__WHAT THE EXERCISE ASKS__:
Check each line of the material below for "dominan". Report how many have it, with no other words.

Data records
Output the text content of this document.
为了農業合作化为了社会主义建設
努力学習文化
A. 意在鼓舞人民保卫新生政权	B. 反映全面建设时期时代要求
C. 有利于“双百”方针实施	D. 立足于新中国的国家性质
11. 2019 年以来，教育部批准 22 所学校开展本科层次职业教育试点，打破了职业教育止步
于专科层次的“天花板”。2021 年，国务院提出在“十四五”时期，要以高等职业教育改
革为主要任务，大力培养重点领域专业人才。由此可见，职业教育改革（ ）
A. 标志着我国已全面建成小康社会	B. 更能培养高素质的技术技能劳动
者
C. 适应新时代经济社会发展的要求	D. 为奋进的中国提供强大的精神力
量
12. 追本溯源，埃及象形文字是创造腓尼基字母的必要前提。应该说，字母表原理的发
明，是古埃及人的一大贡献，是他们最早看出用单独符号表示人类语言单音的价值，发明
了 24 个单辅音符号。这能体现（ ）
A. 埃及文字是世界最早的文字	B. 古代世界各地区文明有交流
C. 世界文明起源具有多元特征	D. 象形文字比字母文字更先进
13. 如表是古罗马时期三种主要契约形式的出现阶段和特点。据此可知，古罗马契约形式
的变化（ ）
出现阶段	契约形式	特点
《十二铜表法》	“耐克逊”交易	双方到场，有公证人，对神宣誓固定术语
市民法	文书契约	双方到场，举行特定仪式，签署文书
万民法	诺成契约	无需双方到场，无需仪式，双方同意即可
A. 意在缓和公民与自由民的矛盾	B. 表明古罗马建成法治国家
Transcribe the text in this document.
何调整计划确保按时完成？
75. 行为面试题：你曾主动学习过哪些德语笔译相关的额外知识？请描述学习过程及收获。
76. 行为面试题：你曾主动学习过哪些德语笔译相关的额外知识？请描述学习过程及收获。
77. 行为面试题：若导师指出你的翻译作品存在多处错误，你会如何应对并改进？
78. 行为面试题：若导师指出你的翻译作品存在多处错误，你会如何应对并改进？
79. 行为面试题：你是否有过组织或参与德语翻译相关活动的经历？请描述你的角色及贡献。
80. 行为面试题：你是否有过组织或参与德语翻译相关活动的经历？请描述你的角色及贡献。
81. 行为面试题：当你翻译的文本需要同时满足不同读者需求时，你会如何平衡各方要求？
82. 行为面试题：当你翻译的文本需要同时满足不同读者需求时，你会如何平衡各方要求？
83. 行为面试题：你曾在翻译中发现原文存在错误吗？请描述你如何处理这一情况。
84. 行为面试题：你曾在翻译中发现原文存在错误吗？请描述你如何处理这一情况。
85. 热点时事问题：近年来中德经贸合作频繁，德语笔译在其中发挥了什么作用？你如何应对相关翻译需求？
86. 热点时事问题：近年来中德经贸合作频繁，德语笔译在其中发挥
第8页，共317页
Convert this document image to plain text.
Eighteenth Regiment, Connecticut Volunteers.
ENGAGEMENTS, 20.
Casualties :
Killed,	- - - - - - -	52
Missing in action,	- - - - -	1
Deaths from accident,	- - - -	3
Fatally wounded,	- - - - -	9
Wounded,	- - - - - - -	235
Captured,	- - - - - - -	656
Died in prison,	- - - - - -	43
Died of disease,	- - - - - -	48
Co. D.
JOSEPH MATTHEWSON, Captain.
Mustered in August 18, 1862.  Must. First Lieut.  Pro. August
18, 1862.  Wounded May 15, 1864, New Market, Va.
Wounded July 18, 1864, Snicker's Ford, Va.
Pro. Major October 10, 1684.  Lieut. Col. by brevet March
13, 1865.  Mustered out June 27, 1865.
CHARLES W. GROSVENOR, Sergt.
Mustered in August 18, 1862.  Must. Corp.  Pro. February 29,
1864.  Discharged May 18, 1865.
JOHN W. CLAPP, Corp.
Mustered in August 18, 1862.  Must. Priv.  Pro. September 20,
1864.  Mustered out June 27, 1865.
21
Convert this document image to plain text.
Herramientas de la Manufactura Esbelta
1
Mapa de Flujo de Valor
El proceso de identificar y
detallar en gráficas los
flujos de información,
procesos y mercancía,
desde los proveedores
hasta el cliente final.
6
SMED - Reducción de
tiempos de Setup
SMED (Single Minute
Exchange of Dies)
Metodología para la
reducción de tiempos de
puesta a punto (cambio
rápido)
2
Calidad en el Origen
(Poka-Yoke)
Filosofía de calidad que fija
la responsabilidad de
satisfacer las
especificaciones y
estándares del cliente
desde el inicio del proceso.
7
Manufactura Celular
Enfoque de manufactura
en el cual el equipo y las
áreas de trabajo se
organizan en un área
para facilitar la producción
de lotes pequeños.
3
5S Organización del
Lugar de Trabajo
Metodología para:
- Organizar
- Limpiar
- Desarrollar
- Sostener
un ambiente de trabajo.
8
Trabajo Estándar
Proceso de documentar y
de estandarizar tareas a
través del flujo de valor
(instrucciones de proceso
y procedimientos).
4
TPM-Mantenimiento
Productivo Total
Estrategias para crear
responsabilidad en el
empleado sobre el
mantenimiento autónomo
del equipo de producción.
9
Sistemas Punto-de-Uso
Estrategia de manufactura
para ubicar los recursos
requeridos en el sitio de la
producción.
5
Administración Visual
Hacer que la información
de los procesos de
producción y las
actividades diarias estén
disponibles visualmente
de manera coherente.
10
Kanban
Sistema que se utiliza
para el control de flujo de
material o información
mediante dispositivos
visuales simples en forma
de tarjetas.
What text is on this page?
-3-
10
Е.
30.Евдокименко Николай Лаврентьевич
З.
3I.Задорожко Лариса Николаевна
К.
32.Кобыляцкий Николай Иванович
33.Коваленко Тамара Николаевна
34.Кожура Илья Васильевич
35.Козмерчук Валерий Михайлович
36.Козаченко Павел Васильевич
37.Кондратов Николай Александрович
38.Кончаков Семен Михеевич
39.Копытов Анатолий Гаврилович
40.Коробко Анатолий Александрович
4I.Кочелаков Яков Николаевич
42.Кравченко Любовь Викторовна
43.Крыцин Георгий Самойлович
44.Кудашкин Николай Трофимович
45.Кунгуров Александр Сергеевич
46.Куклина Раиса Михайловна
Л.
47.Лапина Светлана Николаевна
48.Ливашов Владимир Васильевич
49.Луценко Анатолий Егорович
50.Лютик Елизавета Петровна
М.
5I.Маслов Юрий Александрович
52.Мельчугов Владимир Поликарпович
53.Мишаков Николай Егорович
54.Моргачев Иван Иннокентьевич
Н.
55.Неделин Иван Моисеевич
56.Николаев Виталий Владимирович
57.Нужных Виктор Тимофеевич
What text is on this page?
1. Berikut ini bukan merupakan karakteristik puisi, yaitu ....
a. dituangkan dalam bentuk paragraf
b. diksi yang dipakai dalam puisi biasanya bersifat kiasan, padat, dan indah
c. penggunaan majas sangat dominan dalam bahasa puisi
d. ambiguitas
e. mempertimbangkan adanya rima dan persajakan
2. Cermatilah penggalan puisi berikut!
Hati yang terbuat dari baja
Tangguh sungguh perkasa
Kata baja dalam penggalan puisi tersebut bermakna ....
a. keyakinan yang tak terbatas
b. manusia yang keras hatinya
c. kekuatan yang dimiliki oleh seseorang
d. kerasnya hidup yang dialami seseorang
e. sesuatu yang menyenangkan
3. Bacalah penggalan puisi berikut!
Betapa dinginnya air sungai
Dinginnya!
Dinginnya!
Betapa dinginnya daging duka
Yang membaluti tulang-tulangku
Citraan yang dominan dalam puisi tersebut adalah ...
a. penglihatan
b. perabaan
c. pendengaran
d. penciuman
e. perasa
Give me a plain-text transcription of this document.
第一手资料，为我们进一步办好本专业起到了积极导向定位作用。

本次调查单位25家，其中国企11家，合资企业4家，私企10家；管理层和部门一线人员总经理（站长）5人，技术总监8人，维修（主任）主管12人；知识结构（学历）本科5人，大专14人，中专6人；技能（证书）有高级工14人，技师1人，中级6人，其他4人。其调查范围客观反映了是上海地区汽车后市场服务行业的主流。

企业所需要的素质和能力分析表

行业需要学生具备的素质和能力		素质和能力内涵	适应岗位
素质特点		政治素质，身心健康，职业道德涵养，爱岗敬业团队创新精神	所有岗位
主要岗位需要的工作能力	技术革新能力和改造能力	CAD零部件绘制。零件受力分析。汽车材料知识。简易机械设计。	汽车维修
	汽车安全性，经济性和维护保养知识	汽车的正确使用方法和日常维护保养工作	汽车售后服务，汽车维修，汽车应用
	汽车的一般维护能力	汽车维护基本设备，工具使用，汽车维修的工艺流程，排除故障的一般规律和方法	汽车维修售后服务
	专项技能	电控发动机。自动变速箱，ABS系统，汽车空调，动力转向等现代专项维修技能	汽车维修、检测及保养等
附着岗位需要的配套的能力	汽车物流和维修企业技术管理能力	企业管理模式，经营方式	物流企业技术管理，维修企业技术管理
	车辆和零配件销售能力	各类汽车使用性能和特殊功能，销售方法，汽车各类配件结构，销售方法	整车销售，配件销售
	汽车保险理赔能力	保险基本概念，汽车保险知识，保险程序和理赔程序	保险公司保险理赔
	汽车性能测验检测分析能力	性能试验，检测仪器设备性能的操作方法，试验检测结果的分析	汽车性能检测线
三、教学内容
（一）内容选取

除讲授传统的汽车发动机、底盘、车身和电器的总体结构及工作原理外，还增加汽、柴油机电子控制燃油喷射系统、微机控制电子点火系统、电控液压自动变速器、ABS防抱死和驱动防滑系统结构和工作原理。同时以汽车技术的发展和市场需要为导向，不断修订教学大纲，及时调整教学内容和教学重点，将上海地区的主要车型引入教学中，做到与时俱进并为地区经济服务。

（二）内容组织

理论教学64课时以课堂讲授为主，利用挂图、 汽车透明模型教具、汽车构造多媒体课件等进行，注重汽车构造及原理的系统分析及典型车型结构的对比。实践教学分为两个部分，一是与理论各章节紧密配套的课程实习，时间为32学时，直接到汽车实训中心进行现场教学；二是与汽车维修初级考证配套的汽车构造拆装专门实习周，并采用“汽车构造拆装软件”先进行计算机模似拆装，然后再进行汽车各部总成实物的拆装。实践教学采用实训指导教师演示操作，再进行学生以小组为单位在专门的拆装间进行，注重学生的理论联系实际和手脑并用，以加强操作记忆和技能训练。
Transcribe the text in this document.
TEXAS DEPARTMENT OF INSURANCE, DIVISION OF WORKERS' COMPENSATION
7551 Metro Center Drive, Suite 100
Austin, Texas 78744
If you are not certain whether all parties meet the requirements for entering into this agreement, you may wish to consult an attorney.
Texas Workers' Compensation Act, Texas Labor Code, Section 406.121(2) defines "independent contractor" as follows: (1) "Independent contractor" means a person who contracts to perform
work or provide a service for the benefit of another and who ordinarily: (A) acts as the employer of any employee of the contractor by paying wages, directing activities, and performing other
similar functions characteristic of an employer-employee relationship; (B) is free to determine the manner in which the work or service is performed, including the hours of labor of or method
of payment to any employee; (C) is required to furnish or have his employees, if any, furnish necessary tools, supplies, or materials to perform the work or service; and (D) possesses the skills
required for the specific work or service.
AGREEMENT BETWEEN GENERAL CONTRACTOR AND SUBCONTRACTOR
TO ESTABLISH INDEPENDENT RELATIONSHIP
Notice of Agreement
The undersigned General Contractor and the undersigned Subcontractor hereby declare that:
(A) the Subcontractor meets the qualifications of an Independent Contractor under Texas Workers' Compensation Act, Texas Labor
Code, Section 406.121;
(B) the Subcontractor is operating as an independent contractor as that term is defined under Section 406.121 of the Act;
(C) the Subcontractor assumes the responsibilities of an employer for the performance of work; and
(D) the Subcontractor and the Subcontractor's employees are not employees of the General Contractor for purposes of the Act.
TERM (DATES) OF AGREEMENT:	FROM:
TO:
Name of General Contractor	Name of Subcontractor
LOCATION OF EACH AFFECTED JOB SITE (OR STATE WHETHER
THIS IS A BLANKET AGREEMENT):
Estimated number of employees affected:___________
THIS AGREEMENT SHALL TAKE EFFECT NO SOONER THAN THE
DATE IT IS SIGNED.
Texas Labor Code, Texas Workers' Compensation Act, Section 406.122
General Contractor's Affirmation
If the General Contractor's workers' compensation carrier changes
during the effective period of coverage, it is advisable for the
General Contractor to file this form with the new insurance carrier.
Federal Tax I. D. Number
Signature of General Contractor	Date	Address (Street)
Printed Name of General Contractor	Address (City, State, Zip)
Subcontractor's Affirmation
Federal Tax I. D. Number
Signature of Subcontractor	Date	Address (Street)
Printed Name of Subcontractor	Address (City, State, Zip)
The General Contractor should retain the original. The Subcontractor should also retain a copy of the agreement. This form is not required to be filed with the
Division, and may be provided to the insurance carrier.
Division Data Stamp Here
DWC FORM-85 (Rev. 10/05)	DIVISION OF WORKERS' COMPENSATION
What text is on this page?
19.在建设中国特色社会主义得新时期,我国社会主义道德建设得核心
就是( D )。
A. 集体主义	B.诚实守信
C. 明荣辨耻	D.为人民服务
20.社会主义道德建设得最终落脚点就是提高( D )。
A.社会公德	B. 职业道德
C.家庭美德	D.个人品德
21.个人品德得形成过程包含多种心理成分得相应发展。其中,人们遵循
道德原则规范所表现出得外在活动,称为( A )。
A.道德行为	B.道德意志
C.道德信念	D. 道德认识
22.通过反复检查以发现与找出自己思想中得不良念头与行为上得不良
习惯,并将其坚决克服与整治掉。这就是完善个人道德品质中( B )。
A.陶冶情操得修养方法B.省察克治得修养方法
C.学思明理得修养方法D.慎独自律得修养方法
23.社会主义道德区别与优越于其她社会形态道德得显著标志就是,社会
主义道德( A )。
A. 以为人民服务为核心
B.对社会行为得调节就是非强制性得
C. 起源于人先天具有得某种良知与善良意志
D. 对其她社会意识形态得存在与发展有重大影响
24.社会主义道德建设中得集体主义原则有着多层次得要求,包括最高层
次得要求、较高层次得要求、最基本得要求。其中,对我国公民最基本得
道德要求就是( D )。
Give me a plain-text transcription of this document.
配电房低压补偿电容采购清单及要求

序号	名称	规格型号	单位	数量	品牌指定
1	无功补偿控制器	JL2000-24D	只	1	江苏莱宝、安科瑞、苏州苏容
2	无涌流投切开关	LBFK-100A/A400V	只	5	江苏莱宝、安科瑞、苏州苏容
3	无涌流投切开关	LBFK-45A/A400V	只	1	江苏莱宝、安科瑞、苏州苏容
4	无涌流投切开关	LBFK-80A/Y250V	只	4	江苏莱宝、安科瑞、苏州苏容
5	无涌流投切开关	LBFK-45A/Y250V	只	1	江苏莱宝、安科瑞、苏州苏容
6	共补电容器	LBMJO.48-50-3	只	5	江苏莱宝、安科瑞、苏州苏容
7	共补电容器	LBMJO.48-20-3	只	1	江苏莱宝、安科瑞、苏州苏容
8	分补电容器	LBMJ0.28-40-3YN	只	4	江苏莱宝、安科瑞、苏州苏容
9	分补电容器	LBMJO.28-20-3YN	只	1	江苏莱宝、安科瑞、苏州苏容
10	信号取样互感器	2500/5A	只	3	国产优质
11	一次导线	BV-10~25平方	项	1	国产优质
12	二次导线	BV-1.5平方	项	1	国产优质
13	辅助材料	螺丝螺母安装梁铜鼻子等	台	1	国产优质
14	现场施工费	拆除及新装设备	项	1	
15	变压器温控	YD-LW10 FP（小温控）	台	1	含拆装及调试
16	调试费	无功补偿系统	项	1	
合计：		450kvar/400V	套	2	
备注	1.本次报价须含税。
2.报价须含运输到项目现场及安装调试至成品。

__SOLUTION FOR THIS TASK__:
2